STATED PROBLEM:
Can you output the lines of the records starting at the line containing "Patent image size: (969, 1056)." and ending at the line containing "The start point of", copied exactly?

★ ★ ★ ★ ★ ★ ★

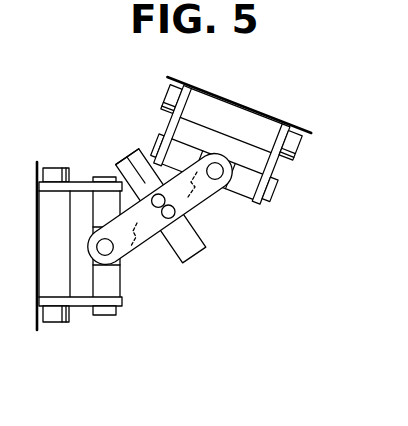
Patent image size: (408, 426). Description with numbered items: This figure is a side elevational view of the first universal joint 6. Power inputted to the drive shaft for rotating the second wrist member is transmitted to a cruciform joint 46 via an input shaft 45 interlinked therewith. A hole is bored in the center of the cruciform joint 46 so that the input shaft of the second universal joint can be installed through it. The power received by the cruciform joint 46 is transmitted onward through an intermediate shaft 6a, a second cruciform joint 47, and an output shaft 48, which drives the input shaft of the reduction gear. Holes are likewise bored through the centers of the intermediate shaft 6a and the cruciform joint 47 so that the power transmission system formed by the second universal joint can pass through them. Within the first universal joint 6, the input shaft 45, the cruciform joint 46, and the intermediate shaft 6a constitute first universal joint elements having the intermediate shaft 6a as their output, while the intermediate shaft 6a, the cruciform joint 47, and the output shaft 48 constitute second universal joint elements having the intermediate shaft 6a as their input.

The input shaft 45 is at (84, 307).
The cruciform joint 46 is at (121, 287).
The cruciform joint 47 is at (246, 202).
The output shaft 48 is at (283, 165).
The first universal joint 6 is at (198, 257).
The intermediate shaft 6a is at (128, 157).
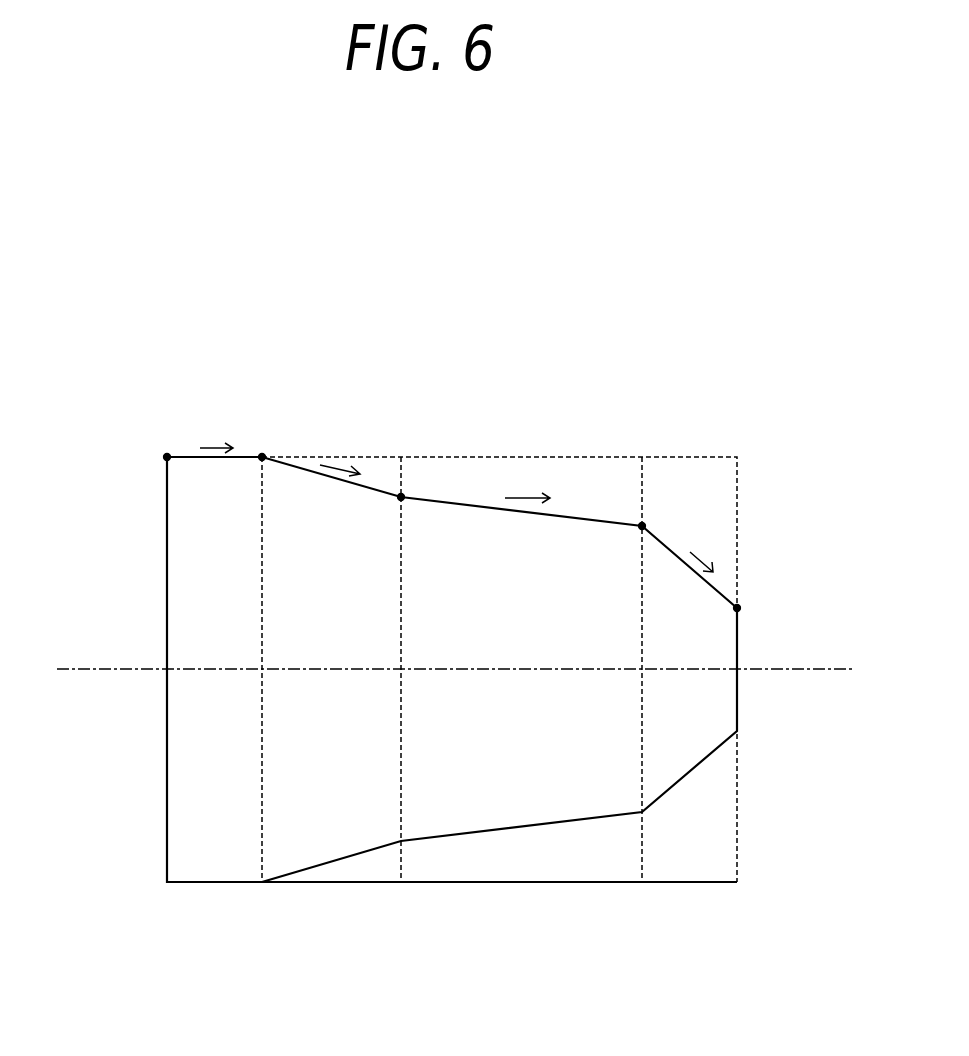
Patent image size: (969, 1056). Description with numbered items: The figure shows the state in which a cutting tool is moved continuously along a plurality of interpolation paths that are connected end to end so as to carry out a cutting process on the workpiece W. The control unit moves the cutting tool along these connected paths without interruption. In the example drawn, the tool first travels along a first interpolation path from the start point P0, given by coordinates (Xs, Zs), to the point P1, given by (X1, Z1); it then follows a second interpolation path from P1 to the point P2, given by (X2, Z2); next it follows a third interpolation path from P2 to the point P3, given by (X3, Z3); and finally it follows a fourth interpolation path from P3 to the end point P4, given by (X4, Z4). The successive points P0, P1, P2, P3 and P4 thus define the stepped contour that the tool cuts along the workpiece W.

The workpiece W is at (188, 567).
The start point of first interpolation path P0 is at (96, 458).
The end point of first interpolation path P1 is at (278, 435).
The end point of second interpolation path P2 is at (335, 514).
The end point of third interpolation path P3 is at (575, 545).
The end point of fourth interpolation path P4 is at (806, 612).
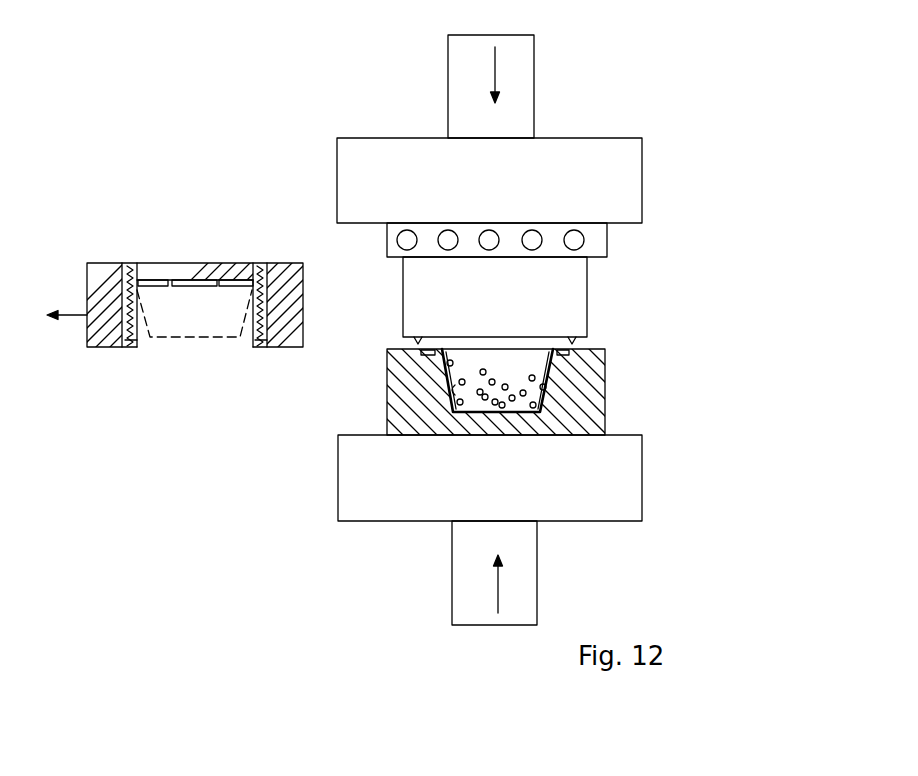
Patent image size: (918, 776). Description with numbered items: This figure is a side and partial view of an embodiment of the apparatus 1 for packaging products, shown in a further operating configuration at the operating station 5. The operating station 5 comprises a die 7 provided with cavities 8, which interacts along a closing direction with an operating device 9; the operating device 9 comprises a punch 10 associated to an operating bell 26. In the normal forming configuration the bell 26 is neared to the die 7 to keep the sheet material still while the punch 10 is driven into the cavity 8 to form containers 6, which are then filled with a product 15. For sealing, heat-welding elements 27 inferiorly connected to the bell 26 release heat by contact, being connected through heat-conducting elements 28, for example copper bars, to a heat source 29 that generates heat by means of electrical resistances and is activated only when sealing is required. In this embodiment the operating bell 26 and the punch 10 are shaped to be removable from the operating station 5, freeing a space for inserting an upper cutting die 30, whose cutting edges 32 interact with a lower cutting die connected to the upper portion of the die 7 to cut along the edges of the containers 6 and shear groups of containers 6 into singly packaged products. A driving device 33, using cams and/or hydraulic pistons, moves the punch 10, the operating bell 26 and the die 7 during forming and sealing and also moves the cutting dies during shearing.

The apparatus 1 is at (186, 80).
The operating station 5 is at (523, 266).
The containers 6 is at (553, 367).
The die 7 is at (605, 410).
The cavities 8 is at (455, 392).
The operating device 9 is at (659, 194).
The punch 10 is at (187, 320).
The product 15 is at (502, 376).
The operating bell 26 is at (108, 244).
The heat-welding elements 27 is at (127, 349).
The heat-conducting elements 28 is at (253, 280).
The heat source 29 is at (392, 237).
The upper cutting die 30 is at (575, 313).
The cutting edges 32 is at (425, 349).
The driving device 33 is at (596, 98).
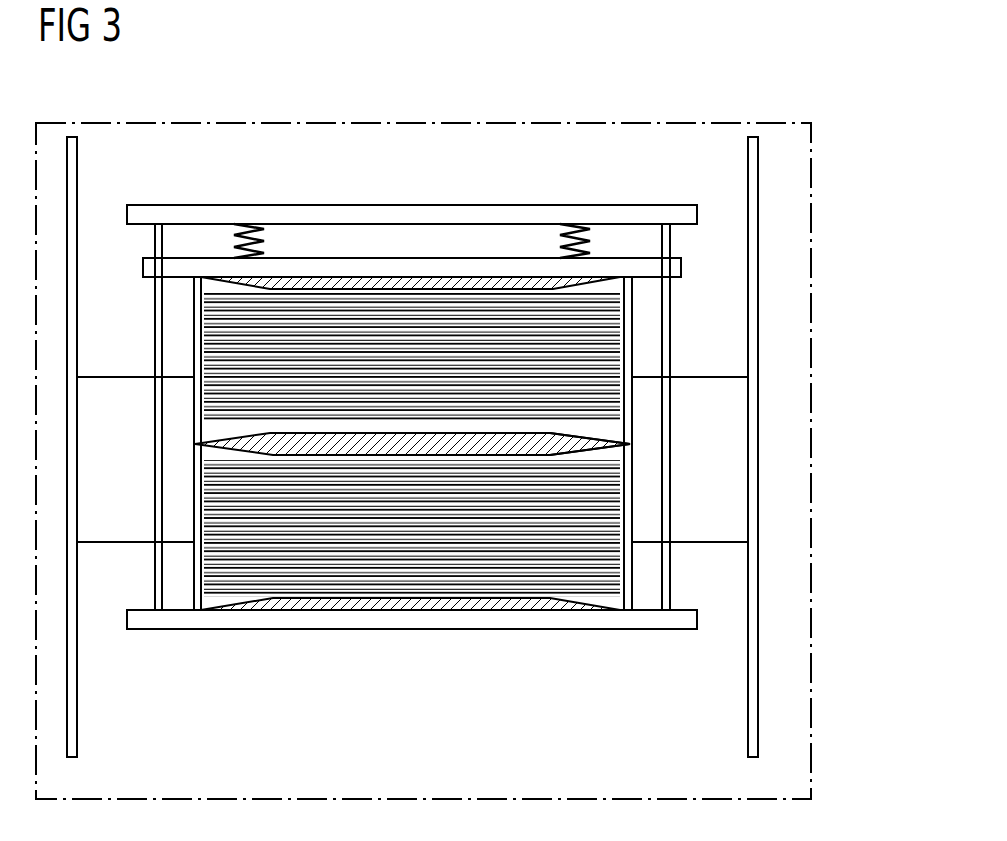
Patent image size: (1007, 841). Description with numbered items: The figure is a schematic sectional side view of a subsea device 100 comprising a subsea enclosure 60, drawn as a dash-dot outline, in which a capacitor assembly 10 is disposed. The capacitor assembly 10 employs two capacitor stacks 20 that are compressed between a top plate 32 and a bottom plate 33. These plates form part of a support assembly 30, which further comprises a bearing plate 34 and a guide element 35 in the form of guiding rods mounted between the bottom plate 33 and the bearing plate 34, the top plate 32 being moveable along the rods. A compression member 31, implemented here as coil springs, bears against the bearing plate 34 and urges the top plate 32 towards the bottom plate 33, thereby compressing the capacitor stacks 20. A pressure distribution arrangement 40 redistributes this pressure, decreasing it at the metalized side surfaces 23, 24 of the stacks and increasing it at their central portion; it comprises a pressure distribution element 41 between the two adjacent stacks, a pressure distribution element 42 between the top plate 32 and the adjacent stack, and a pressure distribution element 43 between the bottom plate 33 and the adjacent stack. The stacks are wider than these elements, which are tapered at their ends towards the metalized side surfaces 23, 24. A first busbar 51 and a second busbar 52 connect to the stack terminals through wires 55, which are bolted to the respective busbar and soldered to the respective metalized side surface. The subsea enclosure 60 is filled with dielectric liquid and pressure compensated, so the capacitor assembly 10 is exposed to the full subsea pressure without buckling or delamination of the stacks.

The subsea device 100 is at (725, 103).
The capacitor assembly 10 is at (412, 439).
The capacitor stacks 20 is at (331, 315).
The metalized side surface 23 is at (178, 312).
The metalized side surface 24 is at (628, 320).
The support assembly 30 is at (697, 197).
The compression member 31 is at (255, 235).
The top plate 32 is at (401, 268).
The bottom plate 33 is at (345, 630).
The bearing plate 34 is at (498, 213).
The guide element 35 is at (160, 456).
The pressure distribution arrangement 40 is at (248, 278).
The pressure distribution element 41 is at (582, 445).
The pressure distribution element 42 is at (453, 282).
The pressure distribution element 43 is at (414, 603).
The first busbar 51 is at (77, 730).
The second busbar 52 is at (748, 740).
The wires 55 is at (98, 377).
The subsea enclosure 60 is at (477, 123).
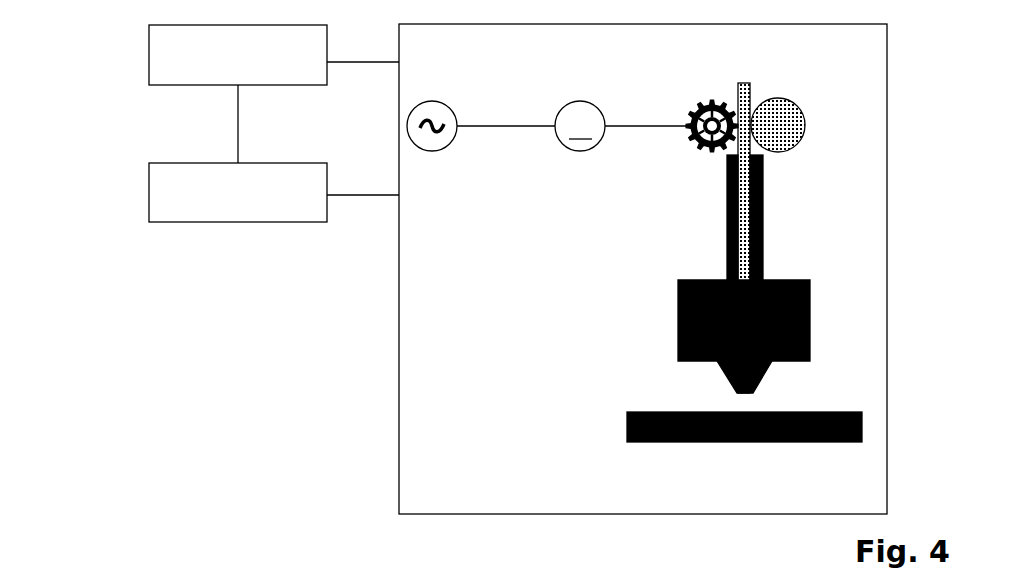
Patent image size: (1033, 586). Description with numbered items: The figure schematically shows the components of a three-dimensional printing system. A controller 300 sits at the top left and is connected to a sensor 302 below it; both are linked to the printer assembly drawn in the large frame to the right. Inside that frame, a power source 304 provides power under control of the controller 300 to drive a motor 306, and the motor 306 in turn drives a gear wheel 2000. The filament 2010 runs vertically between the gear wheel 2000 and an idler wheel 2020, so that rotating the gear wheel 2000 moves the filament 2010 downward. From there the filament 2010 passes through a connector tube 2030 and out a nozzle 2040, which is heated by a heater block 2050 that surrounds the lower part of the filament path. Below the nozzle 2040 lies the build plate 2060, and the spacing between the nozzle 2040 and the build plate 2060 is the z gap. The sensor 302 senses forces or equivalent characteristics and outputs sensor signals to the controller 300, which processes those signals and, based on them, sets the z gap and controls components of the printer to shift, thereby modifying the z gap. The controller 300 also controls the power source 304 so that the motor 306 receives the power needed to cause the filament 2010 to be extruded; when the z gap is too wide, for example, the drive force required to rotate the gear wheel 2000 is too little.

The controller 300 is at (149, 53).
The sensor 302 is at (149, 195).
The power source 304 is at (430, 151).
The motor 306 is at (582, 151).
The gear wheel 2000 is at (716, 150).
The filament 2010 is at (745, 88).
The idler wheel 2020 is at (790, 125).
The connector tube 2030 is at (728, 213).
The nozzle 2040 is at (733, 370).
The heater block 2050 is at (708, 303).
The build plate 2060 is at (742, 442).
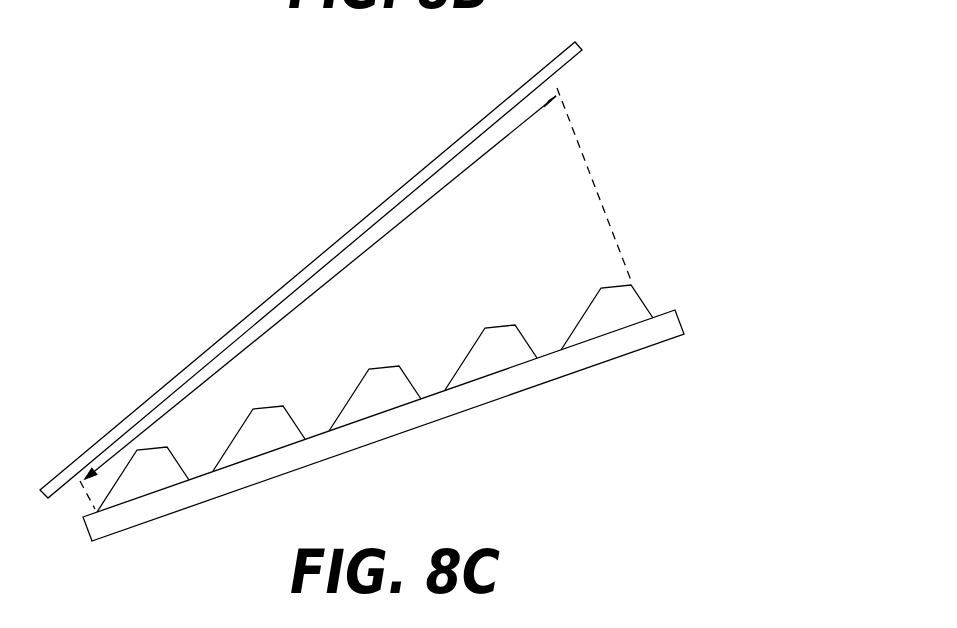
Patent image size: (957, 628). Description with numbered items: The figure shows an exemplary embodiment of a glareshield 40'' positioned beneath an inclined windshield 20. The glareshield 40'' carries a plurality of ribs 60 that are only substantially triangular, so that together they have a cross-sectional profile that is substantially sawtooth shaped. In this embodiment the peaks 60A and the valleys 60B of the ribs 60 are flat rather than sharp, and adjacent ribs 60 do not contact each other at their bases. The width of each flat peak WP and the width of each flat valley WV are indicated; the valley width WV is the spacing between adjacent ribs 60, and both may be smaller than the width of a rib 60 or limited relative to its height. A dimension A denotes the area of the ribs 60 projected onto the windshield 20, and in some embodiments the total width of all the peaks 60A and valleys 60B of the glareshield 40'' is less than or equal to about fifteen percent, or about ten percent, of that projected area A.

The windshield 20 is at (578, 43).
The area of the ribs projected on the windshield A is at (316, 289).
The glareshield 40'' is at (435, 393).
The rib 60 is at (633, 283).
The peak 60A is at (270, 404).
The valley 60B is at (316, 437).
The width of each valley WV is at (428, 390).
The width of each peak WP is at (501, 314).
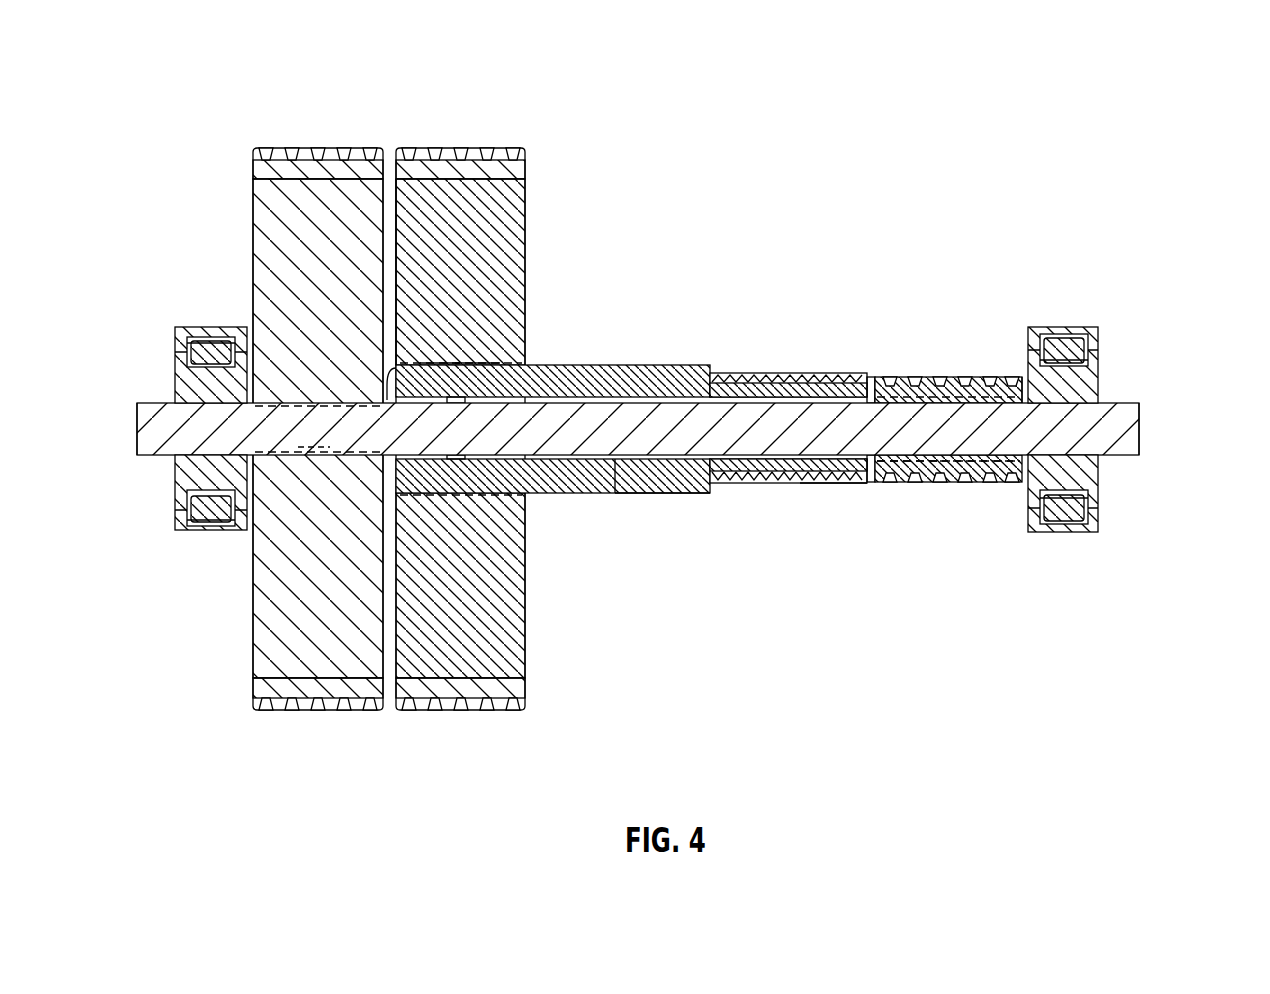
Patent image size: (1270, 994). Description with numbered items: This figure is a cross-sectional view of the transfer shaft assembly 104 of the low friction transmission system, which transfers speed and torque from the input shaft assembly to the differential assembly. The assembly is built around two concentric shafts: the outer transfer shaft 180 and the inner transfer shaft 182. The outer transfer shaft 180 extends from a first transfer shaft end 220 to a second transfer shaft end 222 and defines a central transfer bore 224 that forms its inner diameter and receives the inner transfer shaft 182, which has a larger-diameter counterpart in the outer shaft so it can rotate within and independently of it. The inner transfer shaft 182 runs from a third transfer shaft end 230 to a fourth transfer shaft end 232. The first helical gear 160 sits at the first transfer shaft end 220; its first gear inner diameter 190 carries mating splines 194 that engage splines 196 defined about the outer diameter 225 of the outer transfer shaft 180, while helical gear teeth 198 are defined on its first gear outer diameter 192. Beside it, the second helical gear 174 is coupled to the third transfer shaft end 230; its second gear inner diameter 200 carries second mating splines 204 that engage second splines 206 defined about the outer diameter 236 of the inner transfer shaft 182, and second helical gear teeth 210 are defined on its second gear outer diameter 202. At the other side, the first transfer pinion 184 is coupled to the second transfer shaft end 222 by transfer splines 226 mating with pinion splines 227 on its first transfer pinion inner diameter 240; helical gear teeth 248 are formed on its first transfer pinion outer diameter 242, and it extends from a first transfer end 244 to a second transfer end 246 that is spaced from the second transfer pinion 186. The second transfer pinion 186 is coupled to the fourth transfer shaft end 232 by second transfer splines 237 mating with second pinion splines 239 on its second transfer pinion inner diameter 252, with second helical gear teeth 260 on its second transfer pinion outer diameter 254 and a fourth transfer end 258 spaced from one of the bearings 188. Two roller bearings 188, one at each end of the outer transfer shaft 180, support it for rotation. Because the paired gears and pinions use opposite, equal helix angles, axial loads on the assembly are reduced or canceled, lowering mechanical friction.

★ ★ ★ ★ ★ ★ ★

THE ANSWER:
Patent image size: (969, 1056). Description with numbered items: The figure shows the state in which a cutting tool is moved continuously along a plurality of interpolation paths that are connected end to end so as to carry out a cutting process on the workpiece W. The control unit moves the cutting tool along these connected paths without interruption. In the example drawn, the tool first travels along a first interpolation path from the start point P0, given by coordinates (Xs, Zs), to the point P1, given by (X1, Z1); it then follows a second interpolation path from P1 to the point P2, given by (X2, Z2); next it follows a third interpolation path from P2 to the point P3, given by (X3, Z3); and finally it follows a fourth interpolation path from P3 to the end point P4, given by (X4, Z4). The successive points P0, P1, P2, P3 and P4 thus define the stepped contour that the tool cuts along the workpiece W.

The workpiece W is at (188, 567).
The start point of first interpolation path P0 is at (96, 458).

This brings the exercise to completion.